# What is required:
Search the records for the word "Mendelova" and pick out every line that has it.

# Given data:

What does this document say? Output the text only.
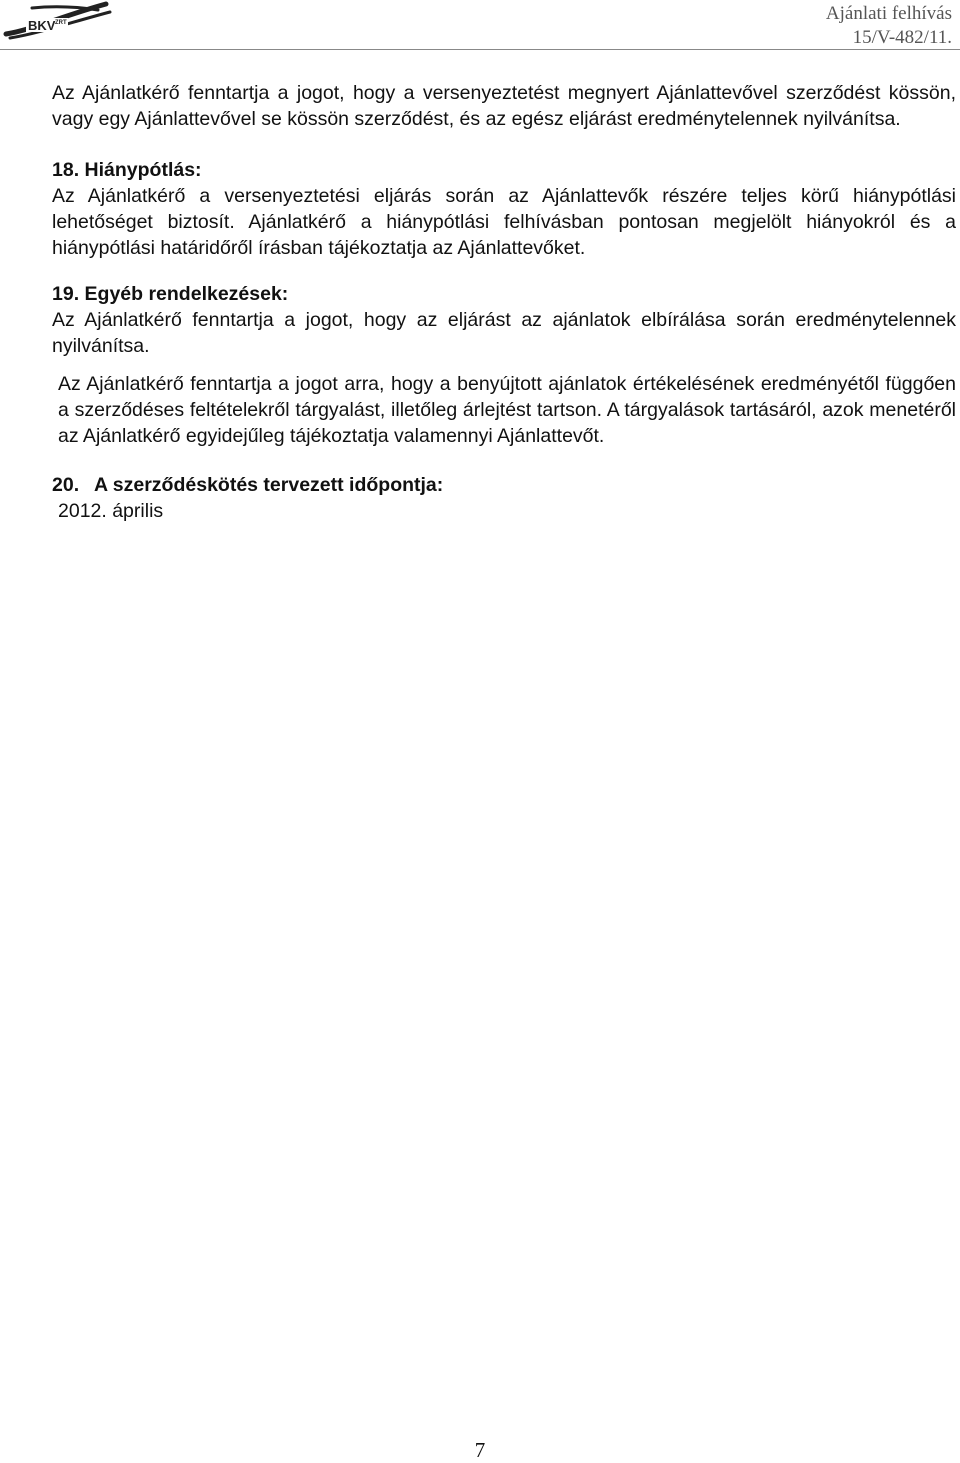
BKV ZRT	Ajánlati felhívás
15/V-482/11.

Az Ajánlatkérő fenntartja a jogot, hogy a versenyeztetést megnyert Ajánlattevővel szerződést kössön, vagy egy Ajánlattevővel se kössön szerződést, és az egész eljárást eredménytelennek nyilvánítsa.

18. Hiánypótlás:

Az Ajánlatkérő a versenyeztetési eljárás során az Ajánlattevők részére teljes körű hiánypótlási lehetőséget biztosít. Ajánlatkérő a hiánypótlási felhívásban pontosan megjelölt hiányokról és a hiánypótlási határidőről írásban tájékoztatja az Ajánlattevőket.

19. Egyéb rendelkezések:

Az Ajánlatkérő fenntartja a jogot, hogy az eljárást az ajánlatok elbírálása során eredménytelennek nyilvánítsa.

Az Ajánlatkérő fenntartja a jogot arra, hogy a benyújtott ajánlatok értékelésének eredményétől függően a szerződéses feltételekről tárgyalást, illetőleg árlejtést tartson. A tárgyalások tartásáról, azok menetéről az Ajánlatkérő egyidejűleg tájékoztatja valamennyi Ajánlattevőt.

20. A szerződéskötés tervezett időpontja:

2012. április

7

...

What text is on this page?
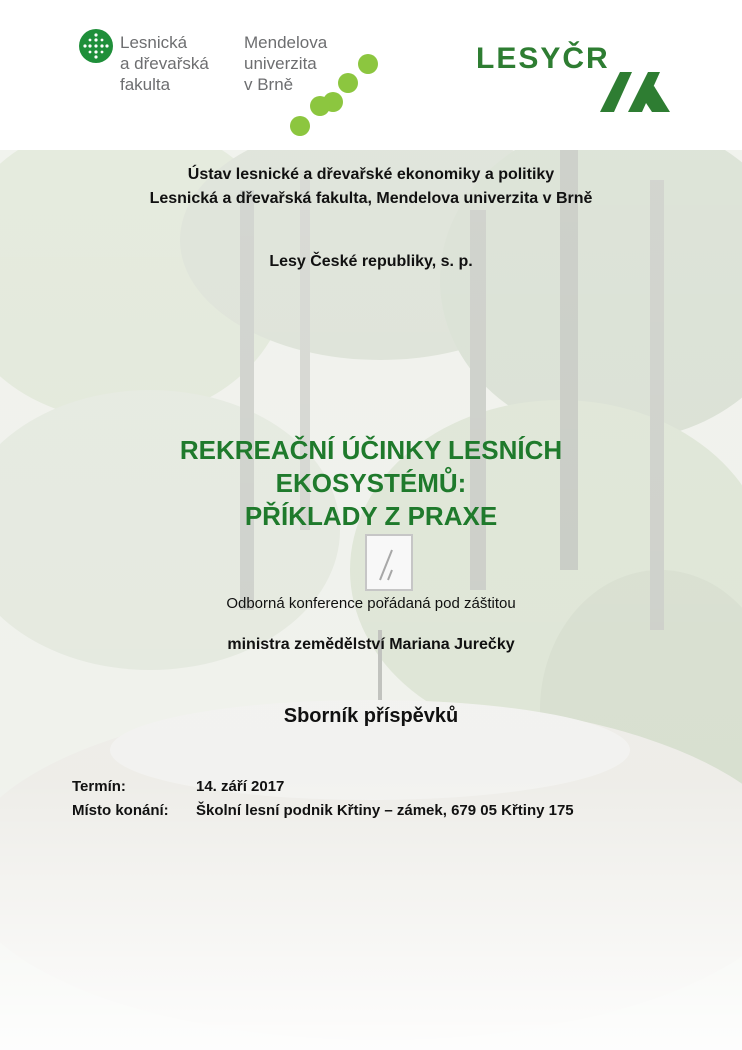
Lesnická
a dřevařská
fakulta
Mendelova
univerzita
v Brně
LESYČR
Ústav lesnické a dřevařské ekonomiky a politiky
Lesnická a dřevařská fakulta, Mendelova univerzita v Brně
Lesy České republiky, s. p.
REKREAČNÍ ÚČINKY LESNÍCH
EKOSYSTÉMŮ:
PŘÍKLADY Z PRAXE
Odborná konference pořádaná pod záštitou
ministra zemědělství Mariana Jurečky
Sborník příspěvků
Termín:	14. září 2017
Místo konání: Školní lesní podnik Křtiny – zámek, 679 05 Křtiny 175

# The output:
Mendelova
Lesnická a dřevařská fakulta, Mendelova univerzita v Brně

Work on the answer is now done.